* SOURCE DATA
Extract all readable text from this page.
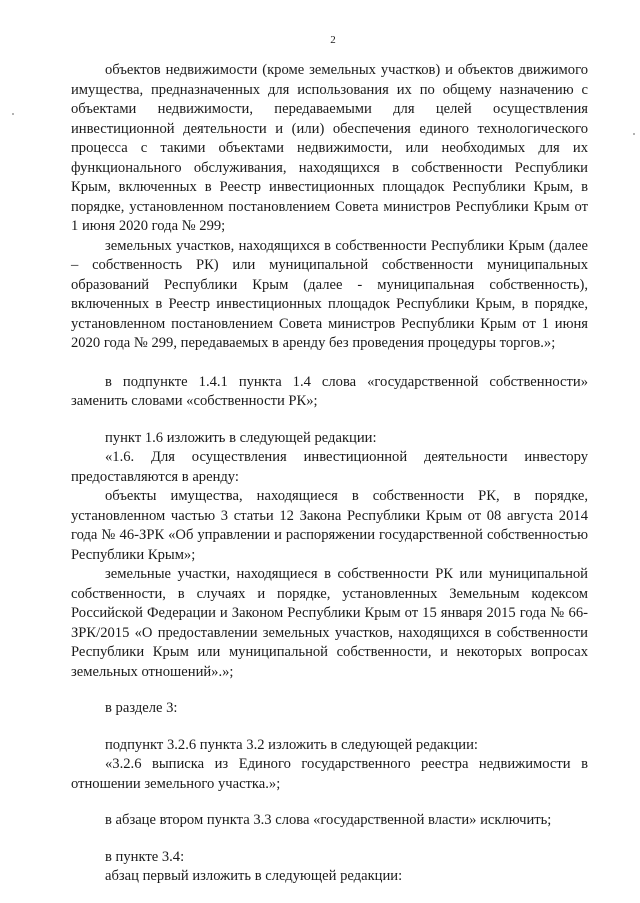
2

объектов недвижимости (кроме земельных участков) и объектов движимого имущества, предназначенных для использования их по общему назначению с объектами недвижимости, передаваемыми для целей осуществления инвестиционной деятельности и (или) обеспечения единого технологического процесса с такими объектами недвижимости, или необходимых для их функционального обслуживания, находящихся в собственности Республики Крым, включенных в Реестр инвестиционных площадок Республики Крым, в порядке, установленном постановлением Совета министров Республики Крым от 1 июня 2020 года № 299;

земельных участков, находящихся в собственности Республики Крым (далее – собственность РК) или муниципальной собственности муниципальных образований Республики Крым (далее - муниципальная собственность), включенных в Реестр инвестиционных площадок Республики Крым, в порядке, установленном постановлением Совета министров Республики Крым от 1 июня 2020 года № 299, передаваемых в аренду без проведения процедуры торгов.»;

в подпункте 1.4.1 пункта 1.4 слова «государственной собственности» заменить словами «собственности РК»;

пункт 1.6 изложить в следующей редакции:

«1.6. Для осуществления инвестиционной деятельности инвестору предоставляются в аренду:

объекты имущества, находящиеся в собственности РК, в порядке, установленном частью 3 статьи 12 Закона Республики Крым от 08 августа 2014 года № 46-ЗРК «Об управлении и распоряжении государственной собственностью Республики Крым»;

земельные участки, находящиеся в собственности РК или муниципальной собственности, в случаях и порядке, установленных Земельным кодексом Российской Федерации и Законом Республики Крым от 15 января 2015 года № 66-ЗРК/2015 «О предоставлении земельных участков, находящихся в собственности Республики Крым или муниципальной собственности, и некоторых вопросах земельных отношений».»;

в разделе 3:

подпункт 3.2.6 пункта 3.2 изложить в следующей редакции:

«3.2.6 выписка из Единого государственного реестра недвижимости в отношении земельного участка.»;

в абзаце втором пункта 3.3 слова «государственной власти» исключить;

в пункте 3.4:

абзац первый изложить в следующей редакции:
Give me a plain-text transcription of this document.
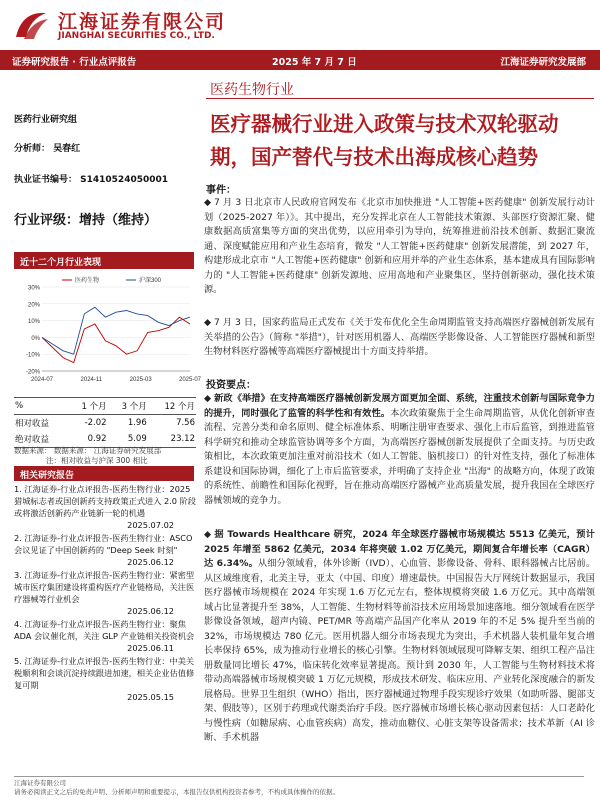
江海证券有限公司
JIANGHAI SECURITIES CO., LTD.
证券研究报告 · 行业点评报告	2025 年 7 月 7 日	江海证券研究发展部
医药生物行业
医疗器械行业进入政策与技术双轮驱动期，国产替代与技术出海成核心趋势
医药行业研究组
分析师： 吴春红
执业证书编号： S1410524050001
行业评级：增持（维持）
近十二个月行业表现
30%
20%
10%
0%
-10%
-20%
2024-07	2024-11	2025-03	2025-07
医药生物	沪深300
%	1 个月	3 个月	12 个月
相对收益	-2.02	1.96	7.56
绝对收益	0.92	5.09	23.12
数据来源： 数据来源： 江海证券研究发展部
注：相对收益与沪深 300 相比
相关研究报告
1. 江海证券-行业点评报告-医药生物行业：2025 猎城标志者或国创新药支持政策正式进入 2.0 阶段或将激活创新药产业链新一轮的机遇
2025.07.02
2. 江海证券-行业点评报告-医药生物行业：ASCO 会议见证了中国创新药的 "Deep Seek 时刻"
2025.06.12
3. 江海证券-行业点评报告-医药生物行业：紧密型城市医疗集团建设将重构医疗产业链格局，关注医疗器械等行业机会
2025.06.12
4. 江海证券-行业点评报告-医药生物行业：聚焦 ADA 会议催化剂，关注 GLP 产业链相关投资机会
2025.06.11
5. 江海证券-行业点评报告-医药生物行业：中美关税顺利和会谈沉淀持续跟进加速，相关企业估值修复可期
2025.05.15
事件：
◆ 7 月 3 日北京市人民政府官网发布《北京市加快推进 "人工智能+医药健康" 创新发展行动计划（2025-2027 年）》。其中提出，充分发挥北京在人工智能技术策源、头部医疗资源汇聚、健康数据高质富集等方面的突出优势，以应用牵引为导向，统筹推进前沿技术创新、数据汇聚流通、深度赋能应用和产业生态培育，微发 "人工智能+医药健康" 创新发展潜能，到 2027 年，构建形成北京市 "人工智能+医药健康" 创新和应用并举的产业生态体系，基本建成具有国际影响力的 "人工智能+医药健康" 创新发源地、应用高地和产业聚集区，坚持创新驱动，强化技术策源。
◆ 7 月 3 日，国家药监局正式发布《关于发布优化全生命周期监管支持高端医疗器械创新发展有关举措的公告》（简称 "举措"），针对医用机器人、高端医学影像设备、人工智能医疗器械和新型生物材料医疗器械等高端医疗器械提出十方面支持举措。
投资要点：
◆ 新政《举措》在支持高端医疗器械创新发展方面更加全面、系统，注重技术创新与国际竞争力的提升，同时强化了监管的科学性和有效性。本次政策聚焦于全生命周期监管，从优化创新审查流程、完善分类和命名原则、健全标准体系、明晰注册审查要求、强化上市后监管，到推进监管科学研究和推动全球监管协调等多个方面，为高端医疗器械创新发展提供了全面支持。与历史政策相比，本次政策更加注重对前沿技术（如人工智能、脑机接口）的针对性支持，强化了标准体系建设和国际协调，细化了上市后监管要求，并明确了支持企业 "出海" 的战略方向，体现了政策的系统性、前瞻性和国际化视野，旨在推动高端医疗器械产业高质量发展，提升我国在全球医疗器械领域的竞争力。
◆ 据 Towards Healthcare 研究，2024 年全球医疗器械市场规模达 5513 亿美元，预计 2025 年增至 5862 亿美元，2034 年将突破 1.02 万亿美元，期间复合年增长率（CAGR）达 6.34%。从细分领域看，体外诊断（IVD）、心血管、影像设备、骨科、眼科器械占比居前。从区域维度看，北美主导，亚太（中国、印度）增速最快。中国报告大厅网统计数据显示，我国医疗器械市场规模在 2024 年实现 1.6 万亿元左右，整体规模将突破 1.6 万亿元。其中高端领域占比显著提升至 38%，人工智能、生物材料等前沿技术应用场景加速落地。细分领域看在医学影像设备领域，超声内镜、PET/MR 等高端产品国产化率从 2019 年的不足 5% 提升至当前的 32%，市场规模达 780 亿元。医用机器人细分市场表现尤为突出，手术机器人装机量年复合增长率保持 65%，成为推动行业增长的核心引擎。生物材料领域展现可降解支架、组织工程产品注册数量同比增长 47%，临床转化效率显著提高。预计到 2030 年，人工智能与生物材料技术将带动高端器械市场规模突破 1 万亿元规模，形成技术研发、临床应用、产业转化深度融合的新发展格局。世界卫生组织（WHO）指出，医疗器械通过物理手段实现诊疗效果（如助听器、腿部支架、假肢等），区别于药理或代谢类治疗手段。医疗器械市场增长核心驱动因素包括：人口老龄化与慢性病（如糖尿病、心血管疾病）高发，推动血糖仪、心脏支架等设备需求；技术革新（AI 诊断、手术机器
江海证券有限公司
请务必阅读正文之后的免责声明、分析师声明和重要提示，本报告仅供机构投资者参考，不构成具体操作的依据。
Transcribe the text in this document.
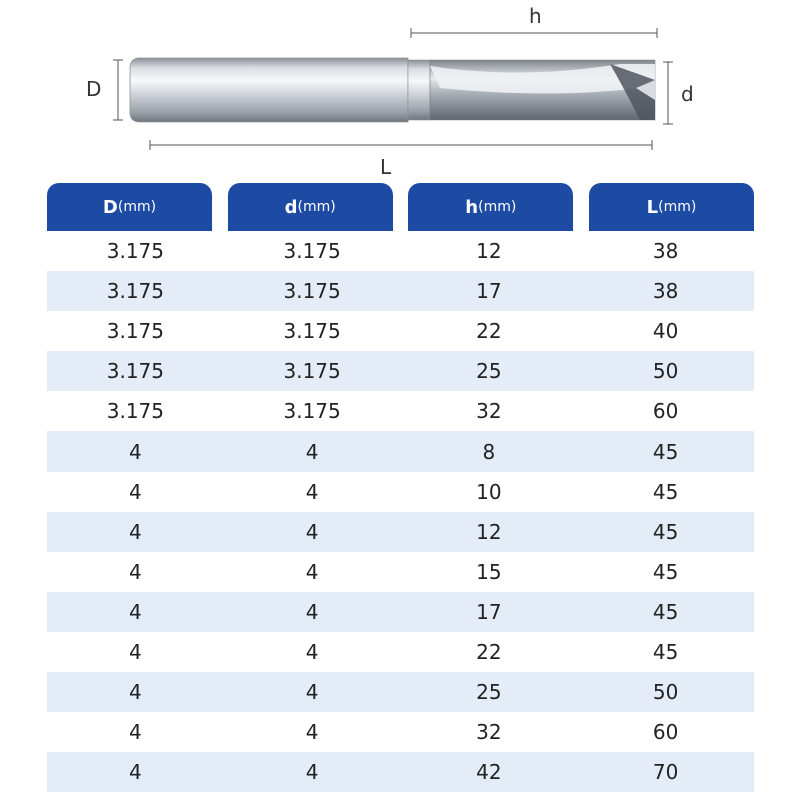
D	d
h
L
D (mm)	d (mm)	h (mm)	L (mm)
3.175	3.175	12	38
3.175	3.175	17	38
3.175	3.175	22	40
3.175	3.175	25	50
3.175	3.175	32	60
4	4	8	45
4	4	10	45
4	4	12	45
4	4	15	45
4	4	17	45
4	4	22	45
4	4	25	50
4	4	32	60
4	4	42	70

* CHALLENGE
Beginning at the line that contains "Transcribe the text in this document.", copy each remaining line of the records exactly, through the final one. Omit the pictures.

* TASK RESPONSE
Transcribe the text in this document.
D	d
h
L
D (mm)	d (mm)	h (mm)	L (mm)
3.175	3.175	12	38
3.175	3.175	17	38
3.175	3.175	22	40
3.175	3.175	25	50
3.175	3.175	32	60
4	4	8	45
4	4	10	45
4	4	12	45
4	4	15	45
4	4	17	45
4	4	22	45
4	4	25	50
4	4	32	60
4	4	42	70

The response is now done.